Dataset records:

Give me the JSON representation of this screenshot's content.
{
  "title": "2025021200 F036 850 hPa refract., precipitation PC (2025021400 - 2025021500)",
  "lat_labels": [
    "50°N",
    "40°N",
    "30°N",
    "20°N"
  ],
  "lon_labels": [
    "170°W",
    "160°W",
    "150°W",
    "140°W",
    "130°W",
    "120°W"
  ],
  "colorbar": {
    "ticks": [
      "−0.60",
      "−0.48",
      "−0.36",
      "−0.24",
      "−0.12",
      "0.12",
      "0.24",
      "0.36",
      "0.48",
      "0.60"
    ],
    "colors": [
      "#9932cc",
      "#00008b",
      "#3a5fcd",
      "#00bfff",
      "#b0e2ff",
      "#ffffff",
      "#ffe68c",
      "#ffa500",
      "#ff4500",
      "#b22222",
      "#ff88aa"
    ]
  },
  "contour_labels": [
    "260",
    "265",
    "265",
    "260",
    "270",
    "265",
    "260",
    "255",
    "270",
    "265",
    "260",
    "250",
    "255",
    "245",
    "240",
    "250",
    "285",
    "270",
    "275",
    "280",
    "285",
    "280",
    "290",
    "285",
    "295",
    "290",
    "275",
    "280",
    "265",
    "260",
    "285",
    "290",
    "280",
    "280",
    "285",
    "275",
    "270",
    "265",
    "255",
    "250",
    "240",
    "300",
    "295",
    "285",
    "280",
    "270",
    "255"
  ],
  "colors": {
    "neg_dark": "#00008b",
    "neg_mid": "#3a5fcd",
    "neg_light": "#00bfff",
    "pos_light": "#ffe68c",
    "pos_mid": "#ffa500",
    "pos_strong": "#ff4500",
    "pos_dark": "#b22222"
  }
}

### WORK REQUIRED
Take the lines above and retype all of them exactly.

### RESPONSE
Give me the JSON representation of this screenshot's content.
{
  "title": "2025021200 F036 850 hPa refract., precipitation PC (2025021400 - 2025021500)",
  "lat_labels": [
    "50°N",
    "40°N",
    "30°N",
    "20°N"
  ],
  "lon_labels": [
    "170°W",
    "160°W",
    "150°W",
    "140°W",
    "130°W",
    "120°W"
  ],
  "colorbar": {
    "ticks": [
      "−0.60",
      "−0.48",
      "−0.36",
      "−0.24",
      "−0.12",
      "0.12",
      "0.24",
      "0.36",
      "0.48",
      "0.60"
    ],
    "colors": [
      "#9932cc",
      "#00008b",
      "#3a5fcd",
      "#00bfff",
      "#b0e2ff",
      "#ffffff",
      "#ffe68c",
      "#ffa500",
      "#ff4500",
      "#b22222",
      "#ff88aa"
    ]
  },
  "contour_labels": [
    "260",
    "265",
    "265",
    "260",
    "270",
    "265",
    "260",
    "255",
    "270",
    "265",
    "260",
    "250",
    "255",
    "245",
    "240",
    "250",
    "285",
    "270",
    "275",
    "280",
    "285",
    "280",
    "290",
    "285",
    "295",
    "290",
    "275",
    "280",
    "265",
    "260",
    "285",
    "290",
    "280",
    "280",
    "285",
    "275",
    "270",
    "265",
    "255",
    "250",
    "240",
    "300",
    "295",
    "285",
    "280",
    "270",
    "255"
  ],
  "colors": {
    "neg_dark": "#00008b",
    "neg_mid": "#3a5fcd",
    "neg_light": "#00bfff",
    "pos_light": "#ffe68c",
    "pos_mid": "#ffa500",
    "pos_strong": "#ff4500",
    "pos_dark": "#b22222"
  }
}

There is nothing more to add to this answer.